▸ **Task description**
Below are records to be output exactly, every one of them.

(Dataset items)
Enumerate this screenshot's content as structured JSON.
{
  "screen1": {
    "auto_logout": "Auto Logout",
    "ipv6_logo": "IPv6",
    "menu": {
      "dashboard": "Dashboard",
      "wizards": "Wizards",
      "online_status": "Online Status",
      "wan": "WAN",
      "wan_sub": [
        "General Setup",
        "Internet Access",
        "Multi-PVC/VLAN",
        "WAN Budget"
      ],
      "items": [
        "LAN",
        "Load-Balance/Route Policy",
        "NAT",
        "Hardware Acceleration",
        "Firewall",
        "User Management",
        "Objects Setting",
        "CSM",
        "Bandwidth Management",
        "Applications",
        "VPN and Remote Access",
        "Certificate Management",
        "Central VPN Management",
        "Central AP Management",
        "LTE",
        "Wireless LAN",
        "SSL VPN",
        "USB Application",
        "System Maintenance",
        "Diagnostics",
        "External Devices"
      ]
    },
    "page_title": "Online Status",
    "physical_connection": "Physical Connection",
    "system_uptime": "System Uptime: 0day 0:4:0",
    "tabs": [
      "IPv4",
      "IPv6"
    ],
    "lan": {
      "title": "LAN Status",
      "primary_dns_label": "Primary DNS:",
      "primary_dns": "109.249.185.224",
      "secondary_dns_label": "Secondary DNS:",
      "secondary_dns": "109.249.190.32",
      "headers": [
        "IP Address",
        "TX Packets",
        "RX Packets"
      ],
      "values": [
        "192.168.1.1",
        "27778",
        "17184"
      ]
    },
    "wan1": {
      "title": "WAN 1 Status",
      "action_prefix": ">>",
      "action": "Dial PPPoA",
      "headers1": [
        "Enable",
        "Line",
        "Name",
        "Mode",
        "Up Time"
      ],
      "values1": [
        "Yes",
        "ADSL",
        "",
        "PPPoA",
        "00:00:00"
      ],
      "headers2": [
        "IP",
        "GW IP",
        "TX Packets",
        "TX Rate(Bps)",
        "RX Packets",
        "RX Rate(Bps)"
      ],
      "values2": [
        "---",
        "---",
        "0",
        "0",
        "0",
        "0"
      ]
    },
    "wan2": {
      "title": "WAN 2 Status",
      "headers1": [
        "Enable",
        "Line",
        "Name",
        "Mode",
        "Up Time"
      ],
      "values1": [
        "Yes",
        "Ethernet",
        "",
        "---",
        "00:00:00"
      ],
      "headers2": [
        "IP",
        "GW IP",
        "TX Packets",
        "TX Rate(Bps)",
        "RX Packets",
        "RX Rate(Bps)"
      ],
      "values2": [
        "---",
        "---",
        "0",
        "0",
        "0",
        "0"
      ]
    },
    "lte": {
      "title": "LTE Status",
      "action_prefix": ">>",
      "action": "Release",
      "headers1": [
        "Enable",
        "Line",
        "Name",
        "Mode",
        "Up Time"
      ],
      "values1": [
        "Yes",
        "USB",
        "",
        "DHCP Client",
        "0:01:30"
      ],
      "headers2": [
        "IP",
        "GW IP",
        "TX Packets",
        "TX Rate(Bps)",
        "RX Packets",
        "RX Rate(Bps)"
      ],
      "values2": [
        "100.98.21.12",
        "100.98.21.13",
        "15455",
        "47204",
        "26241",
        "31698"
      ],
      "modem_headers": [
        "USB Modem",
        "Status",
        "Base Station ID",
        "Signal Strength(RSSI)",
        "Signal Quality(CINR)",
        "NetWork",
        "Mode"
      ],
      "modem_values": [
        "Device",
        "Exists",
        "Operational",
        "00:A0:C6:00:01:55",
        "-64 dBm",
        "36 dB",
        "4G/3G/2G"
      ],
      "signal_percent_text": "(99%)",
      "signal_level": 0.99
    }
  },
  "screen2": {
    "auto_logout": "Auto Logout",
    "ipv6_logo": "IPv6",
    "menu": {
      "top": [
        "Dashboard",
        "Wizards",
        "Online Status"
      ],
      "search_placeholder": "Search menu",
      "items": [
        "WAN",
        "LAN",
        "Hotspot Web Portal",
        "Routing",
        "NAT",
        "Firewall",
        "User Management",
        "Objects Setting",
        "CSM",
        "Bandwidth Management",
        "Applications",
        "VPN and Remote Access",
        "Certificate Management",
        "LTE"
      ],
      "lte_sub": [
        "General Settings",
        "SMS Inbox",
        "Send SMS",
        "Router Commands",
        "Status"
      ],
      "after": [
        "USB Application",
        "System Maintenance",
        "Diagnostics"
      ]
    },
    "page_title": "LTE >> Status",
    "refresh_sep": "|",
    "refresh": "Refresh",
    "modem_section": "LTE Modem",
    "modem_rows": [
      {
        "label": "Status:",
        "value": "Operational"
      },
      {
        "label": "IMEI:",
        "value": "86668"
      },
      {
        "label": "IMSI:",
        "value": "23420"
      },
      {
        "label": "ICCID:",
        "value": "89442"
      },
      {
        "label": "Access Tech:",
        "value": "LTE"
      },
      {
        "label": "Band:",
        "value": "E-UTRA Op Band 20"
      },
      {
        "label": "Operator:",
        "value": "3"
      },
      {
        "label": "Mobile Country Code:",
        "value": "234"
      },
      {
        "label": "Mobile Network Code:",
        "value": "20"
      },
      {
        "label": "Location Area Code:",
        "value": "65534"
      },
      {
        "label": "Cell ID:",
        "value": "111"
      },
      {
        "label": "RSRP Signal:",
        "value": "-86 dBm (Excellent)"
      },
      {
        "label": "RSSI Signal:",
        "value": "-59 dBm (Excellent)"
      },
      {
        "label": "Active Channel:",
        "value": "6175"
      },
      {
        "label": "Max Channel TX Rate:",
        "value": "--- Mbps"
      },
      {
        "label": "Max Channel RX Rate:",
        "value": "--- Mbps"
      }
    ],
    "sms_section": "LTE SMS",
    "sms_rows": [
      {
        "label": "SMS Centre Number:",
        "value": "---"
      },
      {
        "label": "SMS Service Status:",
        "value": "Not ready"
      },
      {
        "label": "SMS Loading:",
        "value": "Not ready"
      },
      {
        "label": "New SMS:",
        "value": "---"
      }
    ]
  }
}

▸ **Result of this task**
Enumerate this screenshot's content as structured JSON.
{
  "screen1": {
    "auto_logout": "Auto Logout",
    "ipv6_logo": "IPv6",
    "menu": {
      "dashboard": "Dashboard",
      "wizards": "Wizards",
      "online_status": "Online Status",
      "wan": "WAN",
      "wan_sub": [
        "General Setup",
        "Internet Access",
        "Multi-PVC/VLAN",
        "WAN Budget"
      ],
      "items": [
        "LAN",
        "Load-Balance/Route Policy",
        "NAT",
        "Hardware Acceleration",
        "Firewall",
        "User Management",
        "Objects Setting",
        "CSM",
        "Bandwidth Management",
        "Applications",
        "VPN and Remote Access",
        "Certificate Management",
        "Central VPN Management",
        "Central AP Management",
        "LTE",
        "Wireless LAN",
        "SSL VPN",
        "USB Application",
        "System Maintenance",
        "Diagnostics",
        "External Devices"
      ]
    },
    "page_title": "Online Status",
    "physical_connection": "Physical Connection",
    "system_uptime": "System Uptime: 0day 0:4:0",
    "tabs": [
      "IPv4",
      "IPv6"
    ],
    "lan": {
      "title": "LAN Status",
      "primary_dns_label": "Primary DNS:",
      "primary_dns": "109.249.185.224",
      "secondary_dns_label": "Secondary DNS:",
      "secondary_dns": "109.249.190.32",
      "headers": [
        "IP Address",
        "TX Packets",
        "RX Packets"
      ],
      "values": [
        "192.168.1.1",
        "27778",
        "17184"
      ]
    },
    "wan1": {
      "title": "WAN 1 Status",
      "action_prefix": ">>",
      "action": "Dial PPPoA",
      "headers1": [
        "Enable",
        "Line",
        "Name",
        "Mode",
        "Up Time"
      ],
      "values1": [
        "Yes",
        "ADSL",
        "",
        "PPPoA",
        "00:00:00"
      ],
      "headers2": [
        "IP",
        "GW IP",
        "TX Packets",
        "TX Rate(Bps)",
        "RX Packets",
        "RX Rate(Bps)"
      ],
      "values2": [
        "---",
        "---",
        "0",
        "0",
        "0",
        "0"
      ]
    },
    "wan2": {
      "title": "WAN 2 Status",
      "headers1": [
        "Enable",
        "Line",
        "Name",
        "Mode",
        "Up Time"
      ],
      "values1": [
        "Yes",
        "Ethernet",
        "",
        "---",
        "00:00:00"
      ],
      "headers2": [
        "IP",
        "GW IP",
        "TX Packets",
        "TX Rate(Bps)",
        "RX Packets",
        "RX Rate(Bps)"
      ],
      "values2": [
        "---",
        "---",
        "0",
        "0",
        "0",
        "0"
      ]
    },
    "lte": {
      "title": "LTE Status",
      "action_prefix": ">>",
      "action": "Release",
      "headers1": [
        "Enable",
        "Line",
        "Name",
        "Mode",
        "Up Time"
      ],
      "values1": [
        "Yes",
        "USB",
        "",
        "DHCP Client",
        "0:01:30"
      ],
      "headers2": [
        "IP",
        "GW IP",
        "TX Packets",
        "TX Rate(Bps)",
        "RX Packets",
        "RX Rate(Bps)"
      ],
      "values2": [
        "100.98.21.12",
        "100.98.21.13",
        "15455",
        "47204",
        "26241",
        "31698"
      ],
      "modem_headers": [
        "USB Modem",
        "Status",
        "Base Station ID",
        "Signal Strength(RSSI)",
        "Signal Quality(CINR)",
        "NetWork",
        "Mode"
      ],
      "modem_values": [
        "Device",
        "Exists",
        "Operational",
        "00:A0:C6:00:01:55",
        "-64 dBm",
        "36 dB",
        "4G/3G/2G"
      ],
      "signal_percent_text": "(99%)",
      "signal_level": 0.99
    }
  },
  "screen2": {
    "auto_logout": "Auto Logout",
    "ipv6_logo": "IPv6",
    "menu": {
      "top": [
        "Dashboard",
        "Wizards",
        "Online Status"
      ],
      "search_placeholder": "Search menu",
      "items": [
        "WAN",
        "LAN",
        "Hotspot Web Portal",
        "Routing",
        "NAT",
        "Firewall",
        "User Management",
        "Objects Setting",
        "CSM",
        "Bandwidth Management",
        "Applications",
        "VPN and Remote Access",
        "Certificate Management",
        "LTE"
      ],
      "lte_sub": [
        "General Settings",
        "SMS Inbox",
        "Send SMS",
        "Router Commands",
        "Status"
      ],
      "after": [
        "USB Application",
        "System Maintenance",
        "Diagnostics"
      ]
    },
    "page_title": "LTE >> Status",
    "refresh_sep": "|",
    "refresh": "Refresh",
    "modem_section": "LTE Modem",
    "modem_rows": [
      {
        "label": "Status:",
        "value": "Operational"
      },
      {
        "label": "IMEI:",
        "value": "86668"
      },
      {
        "label": "IMSI:",
        "value": "23420"
      },
      {
        "label": "ICCID:",
        "value": "89442"
      },
      {
        "label": "Access Tech:",
        "value": "LTE"
      },
      {
        "label": "Band:",
        "value": "E-UTRA Op Band 20"
      },
      {
        "label": "Operator:",
        "value": "3"
      },
      {
        "label": "Mobile Country Code:",
        "value": "234"
      },
      {
        "label": "Mobile Network Code:",
        "value": "20"
      },
      {
        "label": "Location Area Code:",
        "value": "65534"
      },
      {
        "label": "Cell ID:",
        "value": "111"
      },
      {
        "label": "RSRP Signal:",
        "value": "-86 dBm (Excellent)"
      },
      {
        "label": "RSSI Signal:",
        "value": "-59 dBm (Excellent)"
      },
      {
        "label": "Active Channel:",
        "value": "6175"
      },
      {
        "label": "Max Channel TX Rate:",
        "value": "--- Mbps"
      },
      {
        "label": "Max Channel RX Rate:",
        "value": "--- Mbps"
      }
    ],
    "sms_section": "LTE SMS",
    "sms_rows": [
      {
        "label": "SMS Centre Number:",
        "value": "---"
      },
      {
        "label": "SMS Service Status:",
        "value": "Not ready"
      },
      {
        "label": "SMS Loading:",
        "value": "Not ready"
      },
      {
        "label": "New SMS:",
        "value": "---"
      }
    ]
  }
}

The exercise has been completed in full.